Task brief: Copy out each line featuring the string "mayores" from the entries beneath.

╭─ Exercise materials

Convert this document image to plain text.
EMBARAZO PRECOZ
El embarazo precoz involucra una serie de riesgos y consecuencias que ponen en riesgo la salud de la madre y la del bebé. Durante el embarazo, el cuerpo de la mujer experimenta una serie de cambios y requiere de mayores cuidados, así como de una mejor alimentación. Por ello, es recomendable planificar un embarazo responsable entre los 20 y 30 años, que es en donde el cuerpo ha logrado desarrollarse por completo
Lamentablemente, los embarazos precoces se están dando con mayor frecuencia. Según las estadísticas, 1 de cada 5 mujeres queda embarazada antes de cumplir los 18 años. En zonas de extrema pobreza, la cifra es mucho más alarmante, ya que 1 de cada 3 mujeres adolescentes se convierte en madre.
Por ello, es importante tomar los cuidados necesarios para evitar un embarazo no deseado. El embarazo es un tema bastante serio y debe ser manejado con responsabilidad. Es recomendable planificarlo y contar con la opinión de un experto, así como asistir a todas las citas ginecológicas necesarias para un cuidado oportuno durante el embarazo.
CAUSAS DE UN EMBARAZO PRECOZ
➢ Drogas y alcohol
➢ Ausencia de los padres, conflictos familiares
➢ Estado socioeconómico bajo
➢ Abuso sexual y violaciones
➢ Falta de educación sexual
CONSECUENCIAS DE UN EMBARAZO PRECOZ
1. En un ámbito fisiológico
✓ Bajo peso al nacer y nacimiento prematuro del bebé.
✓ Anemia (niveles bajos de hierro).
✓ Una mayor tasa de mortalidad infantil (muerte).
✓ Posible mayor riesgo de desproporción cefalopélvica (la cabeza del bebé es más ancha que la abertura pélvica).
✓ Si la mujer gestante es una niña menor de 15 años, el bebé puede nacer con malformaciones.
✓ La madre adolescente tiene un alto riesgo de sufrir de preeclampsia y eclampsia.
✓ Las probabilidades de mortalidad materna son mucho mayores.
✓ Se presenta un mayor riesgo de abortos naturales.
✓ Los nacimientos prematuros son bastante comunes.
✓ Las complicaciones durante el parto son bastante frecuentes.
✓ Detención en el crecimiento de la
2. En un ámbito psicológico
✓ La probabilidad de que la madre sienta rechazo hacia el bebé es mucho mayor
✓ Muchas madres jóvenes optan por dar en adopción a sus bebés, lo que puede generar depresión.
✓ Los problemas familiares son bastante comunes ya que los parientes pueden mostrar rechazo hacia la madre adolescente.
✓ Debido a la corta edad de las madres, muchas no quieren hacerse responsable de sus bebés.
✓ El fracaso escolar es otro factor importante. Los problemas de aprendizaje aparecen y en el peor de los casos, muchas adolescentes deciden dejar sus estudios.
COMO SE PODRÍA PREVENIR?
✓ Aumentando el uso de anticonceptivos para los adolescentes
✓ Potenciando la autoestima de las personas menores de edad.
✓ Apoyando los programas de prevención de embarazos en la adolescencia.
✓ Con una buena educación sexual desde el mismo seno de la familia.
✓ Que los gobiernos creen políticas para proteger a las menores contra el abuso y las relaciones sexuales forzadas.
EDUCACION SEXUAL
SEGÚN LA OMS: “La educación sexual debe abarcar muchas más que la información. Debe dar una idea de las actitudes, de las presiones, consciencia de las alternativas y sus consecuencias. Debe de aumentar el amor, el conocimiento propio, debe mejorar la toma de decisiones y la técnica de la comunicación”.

╰─

Complete output:
El embarazo precoz involucra una serie de riesgos y consecuencias que ponen en riesgo la salud de la madre y la del bebé. Durante el embarazo, el cuerpo de la mujer experimenta una serie de cambios y requiere de mayores cuidados, así como de una mejor alimentación. Por ello, es recomendable planificar un embarazo responsable entre los 20 y 30 años, que es en donde el cuerpo ha logrado desarrollarse por completo
✓ Las probabilidades de mortalidad materna son mucho mayores.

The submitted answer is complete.